• _Job_
The exercise asks for every line of the data to be reproduced exactly.

─── Record excerpts

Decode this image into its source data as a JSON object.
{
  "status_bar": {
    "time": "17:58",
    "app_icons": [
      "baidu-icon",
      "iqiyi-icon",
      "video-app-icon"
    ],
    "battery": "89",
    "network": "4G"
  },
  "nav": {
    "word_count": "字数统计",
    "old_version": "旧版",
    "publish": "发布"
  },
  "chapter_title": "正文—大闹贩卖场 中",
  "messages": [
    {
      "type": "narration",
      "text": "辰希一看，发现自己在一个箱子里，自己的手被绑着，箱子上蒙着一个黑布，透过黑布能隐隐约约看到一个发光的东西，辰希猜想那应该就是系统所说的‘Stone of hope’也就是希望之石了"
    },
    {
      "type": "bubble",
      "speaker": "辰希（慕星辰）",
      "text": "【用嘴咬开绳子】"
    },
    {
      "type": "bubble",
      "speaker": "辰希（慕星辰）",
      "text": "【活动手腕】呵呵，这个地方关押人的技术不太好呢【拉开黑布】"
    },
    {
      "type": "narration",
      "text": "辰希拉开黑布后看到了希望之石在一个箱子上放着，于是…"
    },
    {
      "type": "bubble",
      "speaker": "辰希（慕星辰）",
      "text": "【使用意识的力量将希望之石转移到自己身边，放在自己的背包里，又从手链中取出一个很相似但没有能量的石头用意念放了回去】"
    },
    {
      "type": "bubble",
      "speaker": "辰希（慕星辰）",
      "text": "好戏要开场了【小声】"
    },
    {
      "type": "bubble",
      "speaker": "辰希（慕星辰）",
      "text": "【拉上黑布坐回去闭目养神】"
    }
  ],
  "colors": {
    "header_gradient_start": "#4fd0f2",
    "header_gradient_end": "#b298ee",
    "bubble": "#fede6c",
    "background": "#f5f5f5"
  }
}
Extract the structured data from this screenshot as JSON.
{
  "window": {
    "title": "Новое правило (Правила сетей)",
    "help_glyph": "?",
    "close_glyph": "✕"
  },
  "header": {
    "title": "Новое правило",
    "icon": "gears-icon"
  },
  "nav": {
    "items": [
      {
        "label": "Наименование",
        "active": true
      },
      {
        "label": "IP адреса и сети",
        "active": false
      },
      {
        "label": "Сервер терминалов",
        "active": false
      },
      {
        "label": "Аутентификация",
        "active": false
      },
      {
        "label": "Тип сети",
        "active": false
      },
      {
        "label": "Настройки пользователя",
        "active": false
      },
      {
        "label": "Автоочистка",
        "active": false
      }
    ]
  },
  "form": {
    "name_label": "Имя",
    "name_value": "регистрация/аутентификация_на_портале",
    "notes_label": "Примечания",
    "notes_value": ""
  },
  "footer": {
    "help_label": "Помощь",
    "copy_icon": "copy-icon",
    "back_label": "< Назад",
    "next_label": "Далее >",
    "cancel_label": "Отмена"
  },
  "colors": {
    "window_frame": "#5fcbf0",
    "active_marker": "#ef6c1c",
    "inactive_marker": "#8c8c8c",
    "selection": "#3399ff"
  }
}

──────

• _Written answer_
Decode this image into its source data as a JSON object.
{
  "status_bar": {
    "time": "17:58",
    "app_icons": [
      "baidu-icon",
      "iqiyi-icon",
      "video-app-icon"
    ],
    "battery": "89",
    "network": "4G"
  },
  "nav": {
    "word_count": "字数统计",
    "old_version": "旧版",
    "publish": "发布"
  },
  "chapter_title": "正文—大闹贩卖场 中",
  "messages": [
    {
      "type": "narration",
      "text": "辰希一看，发现自己在一个箱子里，自己的手被绑着，箱子上蒙着一个黑布，透过黑布能隐隐约约看到一个发光的东西，辰希猜想那应该就是系统所说的‘Stone of hope’也就是希望之石了"
    },
    {
      "type": "bubble",
      "speaker": "辰希（慕星辰）",
      "text": "【用嘴咬开绳子】"
    },
    {
      "type": "bubble",
      "speaker": "辰希（慕星辰）",
      "text": "【活动手腕】呵呵，这个地方关押人的技术不太好呢【拉开黑布】"
    },
    {
      "type": "narration",
      "text": "辰希拉开黑布后看到了希望之石在一个箱子上放着，于是…"
    },
    {
      "type": "bubble",
      "speaker": "辰希（慕星辰）",
      "text": "【使用意识的力量将希望之石转移到自己身边，放在自己的背包里，又从手链中取出一个很相似但没有能量的石头用意念放了回去】"
    },
    {
      "type": "bubble",
      "speaker": "辰希（慕星辰）",
      "text": "好戏要开场了【小声】"
    },
    {
      "type": "bubble",
      "speaker": "辰希（慕星辰）",
      "text": "【拉上黑布坐回去闭目养神】"
    }
  ],
  "colors": {
    "header_gradient_start": "#4fd0f2",
    "header_gradient_end": "#b298ee",
    "bubble": "#fede6c",
    "background": "#f5f5f5"
  }
}
Extract the structured data from this screenshot as JSON.
{
  "window": {
    "title": "Новое правило (Правила сетей)",
    "help_glyph": "?",
    "close_glyph": "✕"
  },
  "header": {
    "title": "Новое правило",
    "icon": "gears-icon"
  },
  "nav": {
    "items": [
      {
        "label": "Наименование",
        "active": true
      },
      {
        "label": "IP адреса и сети",
        "active": false
      },
      {
        "label": "Сервер терминалов",
        "active": false
      },
      {
        "label": "Аутентификация",
        "active": false
      },
      {
        "label": "Тип сети",
        "active": false
      },
      {
        "label": "Настройки пользователя",
        "active": false
      },
      {
        "label": "Автоочистка",
        "active": false
      }
    ]
  },
  "form": {
    "name_label": "Имя",
    "name_value": "регистрация/аутентификация_на_портале",
    "notes_label": "Примечания",
    "notes_value": ""
  },
  "footer": {
    "help_label": "Помощь",
    "copy_icon": "copy-icon",
    "back_label": "< Назад",
    "next_label": "Далее >",
    "cancel_label": "Отмена"
  },
  "colors": {
    "window_frame": "#5fcbf0",
    "active_marker": "#ef6c1c",
    "inactive_marker": "#8c8c8c",
    "selection": "#3399ff"
  }
}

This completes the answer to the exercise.